In the material below, find each line holding the string "Gyerekjegy" and copy it.

— start —

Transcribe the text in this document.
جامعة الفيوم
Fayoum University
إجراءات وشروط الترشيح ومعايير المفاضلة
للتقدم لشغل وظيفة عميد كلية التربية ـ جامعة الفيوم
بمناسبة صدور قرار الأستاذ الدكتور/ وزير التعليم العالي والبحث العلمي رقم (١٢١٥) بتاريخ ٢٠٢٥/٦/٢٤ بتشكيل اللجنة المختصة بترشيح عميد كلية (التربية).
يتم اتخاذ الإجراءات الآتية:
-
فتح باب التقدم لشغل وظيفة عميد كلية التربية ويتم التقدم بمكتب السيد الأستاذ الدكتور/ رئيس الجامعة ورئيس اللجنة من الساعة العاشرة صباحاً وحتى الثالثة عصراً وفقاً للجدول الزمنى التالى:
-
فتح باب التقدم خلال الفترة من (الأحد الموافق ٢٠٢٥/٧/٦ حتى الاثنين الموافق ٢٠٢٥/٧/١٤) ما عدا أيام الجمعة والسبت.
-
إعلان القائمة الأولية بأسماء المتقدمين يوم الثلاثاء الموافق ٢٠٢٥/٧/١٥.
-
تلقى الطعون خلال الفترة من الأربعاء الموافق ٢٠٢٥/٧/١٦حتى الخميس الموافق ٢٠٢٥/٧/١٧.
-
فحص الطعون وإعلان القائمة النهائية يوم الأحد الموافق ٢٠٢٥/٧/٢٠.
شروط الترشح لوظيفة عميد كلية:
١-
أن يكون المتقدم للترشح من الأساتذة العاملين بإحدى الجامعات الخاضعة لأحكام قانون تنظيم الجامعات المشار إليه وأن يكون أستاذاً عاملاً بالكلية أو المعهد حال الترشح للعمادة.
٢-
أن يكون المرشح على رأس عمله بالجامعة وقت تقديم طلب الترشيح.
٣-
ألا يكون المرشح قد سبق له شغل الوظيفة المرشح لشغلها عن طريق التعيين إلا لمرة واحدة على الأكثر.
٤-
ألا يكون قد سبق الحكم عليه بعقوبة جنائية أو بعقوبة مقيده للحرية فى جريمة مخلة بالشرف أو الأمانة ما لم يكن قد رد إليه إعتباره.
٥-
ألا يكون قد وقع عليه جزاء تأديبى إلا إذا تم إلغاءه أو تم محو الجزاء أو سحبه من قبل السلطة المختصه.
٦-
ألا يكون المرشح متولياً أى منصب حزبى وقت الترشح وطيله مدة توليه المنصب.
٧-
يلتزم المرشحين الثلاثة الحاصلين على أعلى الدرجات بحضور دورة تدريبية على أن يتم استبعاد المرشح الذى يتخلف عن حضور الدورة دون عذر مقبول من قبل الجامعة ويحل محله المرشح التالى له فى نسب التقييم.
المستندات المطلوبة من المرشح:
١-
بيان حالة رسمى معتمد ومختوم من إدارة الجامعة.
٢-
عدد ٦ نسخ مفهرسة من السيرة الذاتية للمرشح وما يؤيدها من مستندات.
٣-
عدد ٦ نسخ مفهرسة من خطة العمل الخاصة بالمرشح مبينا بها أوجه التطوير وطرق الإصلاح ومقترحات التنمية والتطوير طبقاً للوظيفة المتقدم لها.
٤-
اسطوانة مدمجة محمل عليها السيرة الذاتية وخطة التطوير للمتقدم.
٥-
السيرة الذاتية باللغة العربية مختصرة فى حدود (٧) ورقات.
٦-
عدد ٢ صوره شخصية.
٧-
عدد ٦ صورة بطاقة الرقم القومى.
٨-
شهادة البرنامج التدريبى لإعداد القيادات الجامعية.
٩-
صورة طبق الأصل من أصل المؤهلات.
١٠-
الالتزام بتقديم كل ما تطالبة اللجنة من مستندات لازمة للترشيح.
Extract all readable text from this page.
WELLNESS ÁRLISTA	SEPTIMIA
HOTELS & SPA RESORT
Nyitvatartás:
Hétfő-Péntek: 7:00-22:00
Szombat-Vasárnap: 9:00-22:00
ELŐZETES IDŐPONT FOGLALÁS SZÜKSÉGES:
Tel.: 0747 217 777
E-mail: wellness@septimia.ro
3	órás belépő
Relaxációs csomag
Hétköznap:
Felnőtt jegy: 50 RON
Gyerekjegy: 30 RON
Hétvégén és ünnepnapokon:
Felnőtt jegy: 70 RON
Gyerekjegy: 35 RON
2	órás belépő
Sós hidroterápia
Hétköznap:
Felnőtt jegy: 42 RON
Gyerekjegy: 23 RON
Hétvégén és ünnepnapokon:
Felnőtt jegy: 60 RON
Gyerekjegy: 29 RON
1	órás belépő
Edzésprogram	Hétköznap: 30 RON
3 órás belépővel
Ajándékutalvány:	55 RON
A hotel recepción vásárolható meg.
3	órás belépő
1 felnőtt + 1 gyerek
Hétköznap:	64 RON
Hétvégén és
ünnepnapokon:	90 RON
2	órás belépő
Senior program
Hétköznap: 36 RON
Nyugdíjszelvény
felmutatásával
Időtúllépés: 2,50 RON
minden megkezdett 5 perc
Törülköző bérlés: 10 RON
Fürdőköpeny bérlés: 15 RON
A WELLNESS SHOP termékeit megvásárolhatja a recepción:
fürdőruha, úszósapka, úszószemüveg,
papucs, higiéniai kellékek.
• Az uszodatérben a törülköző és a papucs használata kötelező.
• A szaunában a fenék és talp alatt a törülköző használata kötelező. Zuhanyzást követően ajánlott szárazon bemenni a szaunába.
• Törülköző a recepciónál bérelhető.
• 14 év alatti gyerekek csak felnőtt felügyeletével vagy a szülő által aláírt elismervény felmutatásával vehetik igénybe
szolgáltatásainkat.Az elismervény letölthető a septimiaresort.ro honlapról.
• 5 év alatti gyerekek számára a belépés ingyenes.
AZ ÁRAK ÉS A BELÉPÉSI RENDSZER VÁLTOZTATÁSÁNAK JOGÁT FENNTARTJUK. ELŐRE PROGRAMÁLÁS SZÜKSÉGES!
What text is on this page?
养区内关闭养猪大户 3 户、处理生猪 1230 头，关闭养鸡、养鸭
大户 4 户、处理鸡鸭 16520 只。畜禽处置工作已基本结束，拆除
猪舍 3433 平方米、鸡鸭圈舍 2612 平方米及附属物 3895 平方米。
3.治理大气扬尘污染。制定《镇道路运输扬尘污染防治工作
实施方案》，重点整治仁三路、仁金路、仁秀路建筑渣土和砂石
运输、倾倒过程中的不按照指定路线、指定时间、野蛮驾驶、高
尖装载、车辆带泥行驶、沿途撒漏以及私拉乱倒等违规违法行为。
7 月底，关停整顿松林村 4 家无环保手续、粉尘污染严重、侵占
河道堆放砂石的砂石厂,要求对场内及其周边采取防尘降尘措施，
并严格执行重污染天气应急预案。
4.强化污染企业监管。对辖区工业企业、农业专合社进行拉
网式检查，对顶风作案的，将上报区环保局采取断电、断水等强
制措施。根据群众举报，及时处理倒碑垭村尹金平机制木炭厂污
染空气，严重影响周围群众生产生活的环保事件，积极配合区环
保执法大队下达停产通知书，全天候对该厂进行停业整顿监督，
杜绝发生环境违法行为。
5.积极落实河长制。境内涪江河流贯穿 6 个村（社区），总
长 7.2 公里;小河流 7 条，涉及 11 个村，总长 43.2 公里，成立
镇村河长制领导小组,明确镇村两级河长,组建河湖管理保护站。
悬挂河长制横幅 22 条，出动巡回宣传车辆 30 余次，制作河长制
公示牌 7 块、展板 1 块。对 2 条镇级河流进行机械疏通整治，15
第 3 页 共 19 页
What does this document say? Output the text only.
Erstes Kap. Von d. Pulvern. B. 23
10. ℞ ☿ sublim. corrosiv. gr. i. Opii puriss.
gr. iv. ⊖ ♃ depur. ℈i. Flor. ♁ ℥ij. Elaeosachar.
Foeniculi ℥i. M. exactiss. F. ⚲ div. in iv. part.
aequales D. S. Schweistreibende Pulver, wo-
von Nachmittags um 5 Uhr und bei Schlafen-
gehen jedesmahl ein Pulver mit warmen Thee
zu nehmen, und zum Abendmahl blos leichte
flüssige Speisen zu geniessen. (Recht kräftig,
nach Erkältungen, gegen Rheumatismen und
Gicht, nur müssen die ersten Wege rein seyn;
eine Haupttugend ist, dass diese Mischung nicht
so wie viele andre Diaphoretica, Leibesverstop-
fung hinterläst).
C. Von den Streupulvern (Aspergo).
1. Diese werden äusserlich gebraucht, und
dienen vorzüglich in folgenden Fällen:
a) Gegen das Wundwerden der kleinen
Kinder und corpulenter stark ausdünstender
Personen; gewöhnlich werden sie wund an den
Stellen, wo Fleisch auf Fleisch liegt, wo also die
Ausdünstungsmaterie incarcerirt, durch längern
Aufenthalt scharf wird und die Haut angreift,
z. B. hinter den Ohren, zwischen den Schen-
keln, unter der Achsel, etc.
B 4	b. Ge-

— end —

▶ **CORRECT RESPONSE**:
Gyerekjegy: 30 RON
Gyerekjegy: 35 RON
Gyerekjegy: 23 RON
Gyerekjegy: 29 RON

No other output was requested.